* _WRITTEN INSTRUCTION_
Gather each line of the records where "folder" appears.

Dataset records:
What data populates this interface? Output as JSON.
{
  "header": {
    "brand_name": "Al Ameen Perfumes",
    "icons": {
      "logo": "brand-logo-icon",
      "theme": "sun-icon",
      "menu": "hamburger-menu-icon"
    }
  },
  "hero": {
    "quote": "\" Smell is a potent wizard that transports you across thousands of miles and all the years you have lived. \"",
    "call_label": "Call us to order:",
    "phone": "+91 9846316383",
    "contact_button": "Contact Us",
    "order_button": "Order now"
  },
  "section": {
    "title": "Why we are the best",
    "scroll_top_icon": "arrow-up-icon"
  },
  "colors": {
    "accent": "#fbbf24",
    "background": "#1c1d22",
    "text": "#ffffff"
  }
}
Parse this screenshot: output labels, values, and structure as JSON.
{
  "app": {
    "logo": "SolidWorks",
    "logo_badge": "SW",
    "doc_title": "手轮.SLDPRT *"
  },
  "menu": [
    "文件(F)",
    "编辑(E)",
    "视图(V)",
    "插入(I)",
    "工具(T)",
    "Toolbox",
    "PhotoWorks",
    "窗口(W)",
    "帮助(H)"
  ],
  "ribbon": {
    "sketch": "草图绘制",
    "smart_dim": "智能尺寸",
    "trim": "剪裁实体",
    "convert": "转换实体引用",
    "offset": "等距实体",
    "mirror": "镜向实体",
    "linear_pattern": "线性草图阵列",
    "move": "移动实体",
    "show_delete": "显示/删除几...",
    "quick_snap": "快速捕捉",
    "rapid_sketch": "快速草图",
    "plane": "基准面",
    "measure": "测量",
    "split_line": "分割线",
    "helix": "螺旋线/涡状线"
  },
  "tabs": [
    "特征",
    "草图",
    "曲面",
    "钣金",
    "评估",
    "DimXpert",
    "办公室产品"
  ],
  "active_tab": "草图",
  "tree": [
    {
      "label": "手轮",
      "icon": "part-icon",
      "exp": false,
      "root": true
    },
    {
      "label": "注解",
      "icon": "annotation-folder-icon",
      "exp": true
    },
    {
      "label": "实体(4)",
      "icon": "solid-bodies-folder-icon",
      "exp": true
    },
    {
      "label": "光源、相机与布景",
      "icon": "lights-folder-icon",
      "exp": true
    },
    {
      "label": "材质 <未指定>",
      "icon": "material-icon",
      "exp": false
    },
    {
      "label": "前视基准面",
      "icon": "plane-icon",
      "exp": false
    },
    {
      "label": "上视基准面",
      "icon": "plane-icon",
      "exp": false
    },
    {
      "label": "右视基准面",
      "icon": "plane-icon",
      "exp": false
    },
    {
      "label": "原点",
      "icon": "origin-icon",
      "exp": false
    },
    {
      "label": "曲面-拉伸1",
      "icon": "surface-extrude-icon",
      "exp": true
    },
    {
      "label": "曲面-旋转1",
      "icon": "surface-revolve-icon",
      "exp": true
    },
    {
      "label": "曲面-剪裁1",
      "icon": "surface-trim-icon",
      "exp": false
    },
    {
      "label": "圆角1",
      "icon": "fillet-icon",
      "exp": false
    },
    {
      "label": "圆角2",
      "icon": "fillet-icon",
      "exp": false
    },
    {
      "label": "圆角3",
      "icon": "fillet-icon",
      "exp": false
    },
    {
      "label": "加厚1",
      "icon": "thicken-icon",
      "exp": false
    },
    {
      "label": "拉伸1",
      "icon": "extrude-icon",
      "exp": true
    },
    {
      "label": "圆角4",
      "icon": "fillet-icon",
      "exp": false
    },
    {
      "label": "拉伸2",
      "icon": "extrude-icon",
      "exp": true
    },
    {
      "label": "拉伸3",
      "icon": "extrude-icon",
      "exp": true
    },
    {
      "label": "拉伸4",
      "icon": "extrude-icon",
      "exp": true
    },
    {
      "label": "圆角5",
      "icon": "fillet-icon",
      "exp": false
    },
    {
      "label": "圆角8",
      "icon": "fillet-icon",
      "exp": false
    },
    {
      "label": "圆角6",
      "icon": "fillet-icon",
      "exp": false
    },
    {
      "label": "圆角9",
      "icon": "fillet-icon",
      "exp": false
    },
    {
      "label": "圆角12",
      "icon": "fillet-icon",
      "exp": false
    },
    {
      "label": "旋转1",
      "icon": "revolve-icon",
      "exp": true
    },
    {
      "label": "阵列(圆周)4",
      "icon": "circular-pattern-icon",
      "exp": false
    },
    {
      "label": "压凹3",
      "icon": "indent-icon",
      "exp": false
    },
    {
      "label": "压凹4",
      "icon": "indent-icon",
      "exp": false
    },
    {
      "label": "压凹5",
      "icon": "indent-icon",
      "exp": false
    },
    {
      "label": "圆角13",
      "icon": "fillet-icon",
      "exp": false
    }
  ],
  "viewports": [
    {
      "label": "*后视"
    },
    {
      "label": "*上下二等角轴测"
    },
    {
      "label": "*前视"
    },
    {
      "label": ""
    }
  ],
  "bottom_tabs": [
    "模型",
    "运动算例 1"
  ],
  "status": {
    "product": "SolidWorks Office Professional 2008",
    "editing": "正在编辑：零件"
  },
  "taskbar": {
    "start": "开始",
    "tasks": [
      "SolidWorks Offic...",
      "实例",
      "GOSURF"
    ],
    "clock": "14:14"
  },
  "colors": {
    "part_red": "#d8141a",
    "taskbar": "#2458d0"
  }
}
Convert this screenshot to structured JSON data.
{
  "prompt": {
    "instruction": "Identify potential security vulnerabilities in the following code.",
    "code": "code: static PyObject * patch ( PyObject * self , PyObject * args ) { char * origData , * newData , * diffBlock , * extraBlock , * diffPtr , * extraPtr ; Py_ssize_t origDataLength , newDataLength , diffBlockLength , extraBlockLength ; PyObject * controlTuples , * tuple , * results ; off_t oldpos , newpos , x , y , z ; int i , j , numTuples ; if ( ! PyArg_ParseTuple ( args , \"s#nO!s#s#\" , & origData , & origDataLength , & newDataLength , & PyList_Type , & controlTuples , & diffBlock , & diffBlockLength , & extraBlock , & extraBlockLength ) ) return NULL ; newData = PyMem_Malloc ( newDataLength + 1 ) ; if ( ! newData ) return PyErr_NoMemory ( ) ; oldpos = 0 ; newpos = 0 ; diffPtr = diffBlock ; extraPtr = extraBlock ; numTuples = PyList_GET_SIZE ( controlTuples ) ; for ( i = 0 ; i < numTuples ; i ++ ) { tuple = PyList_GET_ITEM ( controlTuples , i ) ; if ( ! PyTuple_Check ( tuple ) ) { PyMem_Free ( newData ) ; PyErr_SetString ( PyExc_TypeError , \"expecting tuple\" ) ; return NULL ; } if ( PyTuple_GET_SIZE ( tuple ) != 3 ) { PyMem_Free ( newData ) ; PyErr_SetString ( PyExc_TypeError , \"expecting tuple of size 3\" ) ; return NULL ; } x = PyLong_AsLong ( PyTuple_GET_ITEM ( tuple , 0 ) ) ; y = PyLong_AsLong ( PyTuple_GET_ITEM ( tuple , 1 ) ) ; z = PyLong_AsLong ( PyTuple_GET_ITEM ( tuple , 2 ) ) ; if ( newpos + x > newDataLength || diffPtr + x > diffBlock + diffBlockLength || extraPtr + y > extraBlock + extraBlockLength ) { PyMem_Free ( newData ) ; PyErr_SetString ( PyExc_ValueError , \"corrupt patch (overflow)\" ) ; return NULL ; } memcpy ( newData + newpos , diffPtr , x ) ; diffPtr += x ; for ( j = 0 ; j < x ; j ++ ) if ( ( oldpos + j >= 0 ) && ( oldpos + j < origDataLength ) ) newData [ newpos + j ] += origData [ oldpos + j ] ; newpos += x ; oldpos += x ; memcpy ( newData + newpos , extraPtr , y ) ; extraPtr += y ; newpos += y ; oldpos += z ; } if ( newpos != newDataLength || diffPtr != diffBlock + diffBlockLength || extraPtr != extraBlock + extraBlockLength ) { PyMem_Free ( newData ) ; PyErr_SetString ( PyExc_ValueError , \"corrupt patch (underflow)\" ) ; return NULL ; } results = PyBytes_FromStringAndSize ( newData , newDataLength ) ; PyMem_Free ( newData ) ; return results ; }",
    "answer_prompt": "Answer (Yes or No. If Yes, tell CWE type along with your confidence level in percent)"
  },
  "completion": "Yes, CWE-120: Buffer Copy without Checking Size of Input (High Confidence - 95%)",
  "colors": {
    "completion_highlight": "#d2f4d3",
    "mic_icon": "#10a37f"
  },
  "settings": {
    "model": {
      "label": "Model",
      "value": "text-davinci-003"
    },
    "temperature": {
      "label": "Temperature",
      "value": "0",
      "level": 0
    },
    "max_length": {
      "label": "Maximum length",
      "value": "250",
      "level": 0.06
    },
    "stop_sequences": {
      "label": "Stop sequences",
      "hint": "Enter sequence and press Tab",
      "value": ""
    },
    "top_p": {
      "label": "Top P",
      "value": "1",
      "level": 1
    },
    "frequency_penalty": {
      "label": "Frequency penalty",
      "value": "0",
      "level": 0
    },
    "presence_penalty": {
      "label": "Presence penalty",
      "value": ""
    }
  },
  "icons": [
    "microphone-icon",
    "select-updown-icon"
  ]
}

* _ANSWER_
      "icon": "annotation-folder-icon",
      "icon": "solid-bodies-folder-icon",
      "icon": "lights-folder-icon",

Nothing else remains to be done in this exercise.